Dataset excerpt
>> start
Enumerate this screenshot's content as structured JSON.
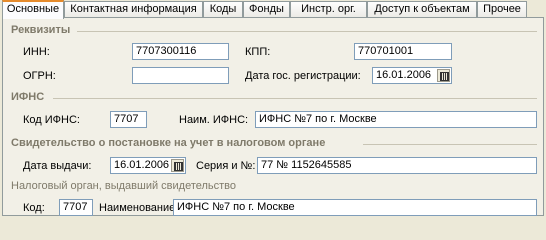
{
  "tabs": [
    {
      "label": "Основные"
    },
    {
      "label": "Контактная информация"
    },
    {
      "label": "Коды"
    },
    {
      "label": "Фонды"
    },
    {
      "label": "Инстр. орг."
    },
    {
      "label": "Доступ к объектам"
    },
    {
      "label": "Прочее"
    }
  ],
  "requisites": {
    "title": "Реквизиты",
    "inn_label": "ИНН:",
    "inn_value": "7707300116",
    "kpp_label": "КПП:",
    "kpp_value": "770701001",
    "ogrn_label": "ОГРН:",
    "ogrn_value": "",
    "reg_date_label": "Дата гос. регистрации:",
    "reg_date_value": "16.01.2006"
  },
  "ifns": {
    "title": "ИФНС",
    "code_label": "Код ИФНС:",
    "code_value": "7707",
    "name_label": "Наим. ИФНС:",
    "name_value": "ИФНС №7 по г. Москве"
  },
  "certificate": {
    "title": "Свидетельство о постановке на учет в налоговом органе",
    "issue_date_label": "Дата выдачи:",
    "issue_date_value": "16.01.2006",
    "series_label": "Серия и №:",
    "series_value": "77 № 1152645585",
    "issuer_caption": "Налоговый орган, выдавший свидетельство",
    "code_label": "Код:",
    "code_value": "7707",
    "name_label": "Наименование:",
    "name_value": "ИФНС №7 по г. Москве"
  }
}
>> end
Without the pictures, copy the material exactly as given.

Response for this exercise
Enumerate this screenshot's content as structured JSON.
{
  "tabs": [
    {
      "label": "Основные"
    },
    {
      "label": "Контактная информация"
    },
    {
      "label": "Коды"
    },
    {
      "label": "Фонды"
    },
    {
      "label": "Инстр. орг."
    },
    {
      "label": "Доступ к объектам"
    },
    {
      "label": "Прочее"
    }
  ],
  "requisites": {
    "title": "Реквизиты",
    "inn_label": "ИНН:",
    "inn_value": "7707300116",
    "kpp_label": "КПП:",
    "kpp_value": "770701001",
    "ogrn_label": "ОГРН:",
    "ogrn_value": "",
    "reg_date_label": "Дата гос. регистрации:",
    "reg_date_value": "16.01.2006"
  },
  "ifns": {
    "title": "ИФНС",
    "code_label": "Код ИФНС:",
    "code_value": "7707",
    "name_label": "Наим. ИФНС:",
    "name_value": "ИФНС №7 по г. Москве"
  },
  "certificate": {
    "title": "Свидетельство о постановке на учет в налоговом органе",
    "issue_date_label": "Дата выдачи:",
    "issue_date_value": "16.01.2006",
    "series_label": "Серия и №:",
    "series_value": "77 № 1152645585",
    "issuer_caption": "Налоговый орган, выдавший свидетельство",
    "code_label": "Код:",
    "code_value": "7707",
    "name_label": "Наименование:",
    "name_value": "ИФНС №7 по г. Москве"
  }
}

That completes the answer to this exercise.